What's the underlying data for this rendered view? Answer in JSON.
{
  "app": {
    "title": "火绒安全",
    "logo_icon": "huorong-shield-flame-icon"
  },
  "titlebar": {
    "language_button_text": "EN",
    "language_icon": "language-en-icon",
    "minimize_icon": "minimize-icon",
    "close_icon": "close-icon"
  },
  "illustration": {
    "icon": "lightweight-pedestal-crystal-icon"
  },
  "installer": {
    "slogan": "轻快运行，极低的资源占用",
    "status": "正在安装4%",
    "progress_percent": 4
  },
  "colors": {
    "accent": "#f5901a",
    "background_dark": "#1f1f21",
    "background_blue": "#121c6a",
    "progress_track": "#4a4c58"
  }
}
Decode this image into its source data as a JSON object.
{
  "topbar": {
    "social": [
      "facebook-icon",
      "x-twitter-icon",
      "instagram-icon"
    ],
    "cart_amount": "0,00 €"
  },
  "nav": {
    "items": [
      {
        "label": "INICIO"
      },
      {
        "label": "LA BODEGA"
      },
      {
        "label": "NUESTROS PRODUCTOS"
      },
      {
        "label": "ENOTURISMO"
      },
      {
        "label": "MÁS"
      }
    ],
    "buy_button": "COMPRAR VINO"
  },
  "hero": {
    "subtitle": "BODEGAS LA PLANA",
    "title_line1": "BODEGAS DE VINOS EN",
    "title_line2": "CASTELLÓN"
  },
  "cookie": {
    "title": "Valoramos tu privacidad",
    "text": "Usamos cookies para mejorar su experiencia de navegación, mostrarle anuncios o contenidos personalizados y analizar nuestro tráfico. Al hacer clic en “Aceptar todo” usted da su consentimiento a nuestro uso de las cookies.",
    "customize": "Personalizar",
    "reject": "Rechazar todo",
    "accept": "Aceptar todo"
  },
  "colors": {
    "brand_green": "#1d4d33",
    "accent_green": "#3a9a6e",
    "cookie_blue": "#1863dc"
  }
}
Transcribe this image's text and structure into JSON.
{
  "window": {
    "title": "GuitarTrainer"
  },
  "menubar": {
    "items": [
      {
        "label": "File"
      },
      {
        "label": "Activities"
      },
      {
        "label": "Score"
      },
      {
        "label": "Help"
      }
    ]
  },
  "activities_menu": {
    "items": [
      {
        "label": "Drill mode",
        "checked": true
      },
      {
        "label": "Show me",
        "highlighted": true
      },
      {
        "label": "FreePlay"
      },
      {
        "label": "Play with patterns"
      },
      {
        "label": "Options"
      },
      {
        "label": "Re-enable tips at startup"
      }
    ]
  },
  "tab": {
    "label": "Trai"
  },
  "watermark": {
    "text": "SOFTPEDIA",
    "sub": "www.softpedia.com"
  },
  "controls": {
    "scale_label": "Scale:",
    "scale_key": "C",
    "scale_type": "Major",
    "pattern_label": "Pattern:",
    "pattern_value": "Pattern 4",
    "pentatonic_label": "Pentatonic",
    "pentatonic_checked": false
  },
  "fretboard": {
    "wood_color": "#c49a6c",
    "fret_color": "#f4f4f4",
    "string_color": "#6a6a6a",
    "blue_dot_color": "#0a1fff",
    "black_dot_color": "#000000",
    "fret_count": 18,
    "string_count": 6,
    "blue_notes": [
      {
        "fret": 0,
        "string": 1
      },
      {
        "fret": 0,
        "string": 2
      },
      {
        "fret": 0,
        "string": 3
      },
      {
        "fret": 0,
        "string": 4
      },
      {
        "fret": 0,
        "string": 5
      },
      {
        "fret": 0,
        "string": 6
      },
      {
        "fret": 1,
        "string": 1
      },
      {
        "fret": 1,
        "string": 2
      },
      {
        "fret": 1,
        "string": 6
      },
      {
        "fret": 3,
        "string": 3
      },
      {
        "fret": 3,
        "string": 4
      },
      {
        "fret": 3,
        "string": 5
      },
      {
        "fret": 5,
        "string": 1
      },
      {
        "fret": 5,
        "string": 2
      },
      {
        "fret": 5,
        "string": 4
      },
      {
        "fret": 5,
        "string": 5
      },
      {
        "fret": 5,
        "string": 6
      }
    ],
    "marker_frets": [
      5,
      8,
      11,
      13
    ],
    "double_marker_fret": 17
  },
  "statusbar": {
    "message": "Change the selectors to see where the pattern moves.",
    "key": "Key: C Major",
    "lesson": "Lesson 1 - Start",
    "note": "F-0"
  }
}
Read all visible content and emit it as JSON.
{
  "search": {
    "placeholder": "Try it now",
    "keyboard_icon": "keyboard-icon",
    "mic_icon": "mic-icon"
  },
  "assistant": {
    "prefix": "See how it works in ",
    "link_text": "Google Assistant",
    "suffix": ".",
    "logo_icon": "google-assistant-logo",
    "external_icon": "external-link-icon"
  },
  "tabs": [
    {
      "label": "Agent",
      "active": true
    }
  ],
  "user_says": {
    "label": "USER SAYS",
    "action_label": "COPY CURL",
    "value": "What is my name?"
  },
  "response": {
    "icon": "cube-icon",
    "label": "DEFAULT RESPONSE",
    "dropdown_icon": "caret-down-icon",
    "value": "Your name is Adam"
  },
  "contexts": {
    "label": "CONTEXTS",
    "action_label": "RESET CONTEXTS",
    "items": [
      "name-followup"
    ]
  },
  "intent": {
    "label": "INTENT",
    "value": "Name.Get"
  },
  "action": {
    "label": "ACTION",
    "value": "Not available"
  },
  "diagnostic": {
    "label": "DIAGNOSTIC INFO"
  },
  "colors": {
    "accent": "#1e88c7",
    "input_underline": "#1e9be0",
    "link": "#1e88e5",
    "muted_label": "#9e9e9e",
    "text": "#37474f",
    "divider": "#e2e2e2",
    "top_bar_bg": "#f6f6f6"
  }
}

**EXERCISE OBJECTIVE**: Set all of the records down again, exactly as they stand.

**EXERCISE SOLUTION**:
What's the underlying data for this rendered view? Answer in JSON.
{
  "app": {
    "title": "火绒安全",
    "logo_icon": "huorong-shield-flame-icon"
  },
  "titlebar": {
    "language_button_text": "EN",
    "language_icon": "language-en-icon",
    "minimize_icon": "minimize-icon",
    "close_icon": "close-icon"
  },
  "illustration": {
    "icon": "lightweight-pedestal-crystal-icon"
  },
  "installer": {
    "slogan": "轻快运行，极低的资源占用",
    "status": "正在安装4%",
    "progress_percent": 4
  },
  "colors": {
    "accent": "#f5901a",
    "background_dark": "#1f1f21",
    "background_blue": "#121c6a",
    "progress_track": "#4a4c58"
  }
}
Decode this image into its source data as a JSON object.
{
  "topbar": {
    "social": [
      "facebook-icon",
      "x-twitter-icon",
      "instagram-icon"
    ],
    "cart_amount": "0,00 €"
  },
  "nav": {
    "items": [
      {
        "label": "INICIO"
      },
      {
        "label": "LA BODEGA"
      },
      {
        "label": "NUESTROS PRODUCTOS"
      },
      {
        "label": "ENOTURISMO"
      },
      {
        "label": "MÁS"
      }
    ],
    "buy_button": "COMPRAR VINO"
  },
  "hero": {
    "subtitle": "BODEGAS LA PLANA",
    "title_line1": "BODEGAS DE VINOS EN",
    "title_line2": "CASTELLÓN"
  },
  "cookie": {
    "title": "Valoramos tu privacidad",
    "text": "Usamos cookies para mejorar su experiencia de navegación, mostrarle anuncios o contenidos personalizados y analizar nuestro tráfico. Al hacer clic en “Aceptar todo” usted da su consentimiento a nuestro uso de las cookies.",
    "customize": "Personalizar",
    "reject": "Rechazar todo",
    "accept": "Aceptar todo"
  },
  "colors": {
    "brand_green": "#1d4d33",
    "accent_green": "#3a9a6e",
    "cookie_blue": "#1863dc"
  }
}
Transcribe this image's text and structure into JSON.
{
  "window": {
    "title": "GuitarTrainer"
  },
  "menubar": {
    "items": [
      {
        "label": "File"
      },
      {
        "label": "Activities"
      },
      {
        "label": "Score"
      },
      {
        "label": "Help"
      }
    ]
  },
  "activities_menu": {
    "items": [
      {
        "label": "Drill mode",
        "checked": true
      },
      {
        "label": "Show me",
        "highlighted": true
      },
      {
        "label": "FreePlay"
      },
      {
        "label": "Play with patterns"
      },
      {
        "label": "Options"
      },
      {
        "label": "Re-enable tips at startup"
      }
    ]
  },
  "tab": {
    "label": "Trai"
  },
  "watermark": {
    "text": "SOFTPEDIA",
    "sub": "www.softpedia.com"
  },
  "controls": {
    "scale_label": "Scale:",
    "scale_key": "C",
    "scale_type": "Major",
    "pattern_label": "Pattern:",
    "pattern_value": "Pattern 4",
    "pentatonic_label": "Pentatonic",
    "pentatonic_checked": false
  },
  "fretboard": {
    "wood_color": "#c49a6c",
    "fret_color": "#f4f4f4",
    "string_color": "#6a6a6a",
    "blue_dot_color": "#0a1fff",
    "black_dot_color": "#000000",
    "fret_count": 18,
    "string_count": 6,
    "blue_notes": [
      {
        "fret": 0,
        "string": 1
      },
      {
        "fret": 0,
        "string": 2
      },
      {
        "fret": 0,
        "string": 3
      },
      {
        "fret": 0,
        "string": 4
      },
      {
        "fret": 0,
        "string": 5
      },
      {
        "fret": 0,
        "string": 6
      },
      {
        "fret": 1,
        "string": 1
      },
      {
        "fret": 1,
        "string": 2
      },
      {
        "fret": 1,
        "string": 6
      },
      {
        "fret": 3,
        "string": 3
      },
      {
        "fret": 3,
        "string": 4
      },
      {
        "fret": 3,
        "string": 5
      },
      {
        "fret": 5,
        "string": 1
      },
      {
        "fret": 5,
        "string": 2
      },
      {
        "fret": 5,
        "string": 4
      },
      {
        "fret": 5,
        "string": 5
      },
      {
        "fret": 5,
        "string": 6
      }
    ],
    "marker_frets": [
      5,
      8,
      11,
      13
    ],
    "double_marker_fret": 17
  },
  "statusbar": {
    "message": "Change the selectors to see where the pattern moves.",
    "key": "Key: C Major",
    "lesson": "Lesson 1 - Start",
    "note": "F-0"
  }
}
Read all visible content and emit it as JSON.
{
  "search": {
    "placeholder": "Try it now",
    "keyboard_icon": "keyboard-icon",
    "mic_icon": "mic-icon"
  },
  "assistant": {
    "prefix": "See how it works in ",
    "link_text": "Google Assistant",
    "suffix": ".",
    "logo_icon": "google-assistant-logo",
    "external_icon": "external-link-icon"
  },
  "tabs": [
    {
      "label": "Agent",
      "active": true
    }
  ],
  "user_says": {
    "label": "USER SAYS",
    "action_label": "COPY CURL",
    "value": "What is my name?"
  },
  "response": {
    "icon": "cube-icon",
    "label": "DEFAULT RESPONSE",
    "dropdown_icon": "caret-down-icon",
    "value": "Your name is Adam"
  },
  "contexts": {
    "label": "CONTEXTS",
    "action_label": "RESET CONTEXTS",
    "items": [
      "name-followup"
    ]
  },
  "intent": {
    "label": "INTENT",
    "value": "Name.Get"
  },
  "action": {
    "label": "ACTION",
    "value": "Not available"
  },
  "diagnostic": {
    "label": "DIAGNOSTIC INFO"
  },
  "colors": {
    "accent": "#1e88c7",
    "input_underline": "#1e9be0",
    "link": "#1e88e5",
    "muted_label": "#9e9e9e",
    "text": "#37474f",
    "divider": "#e2e2e2",
    "top_bar_bg": "#f6f6f6"
  }
}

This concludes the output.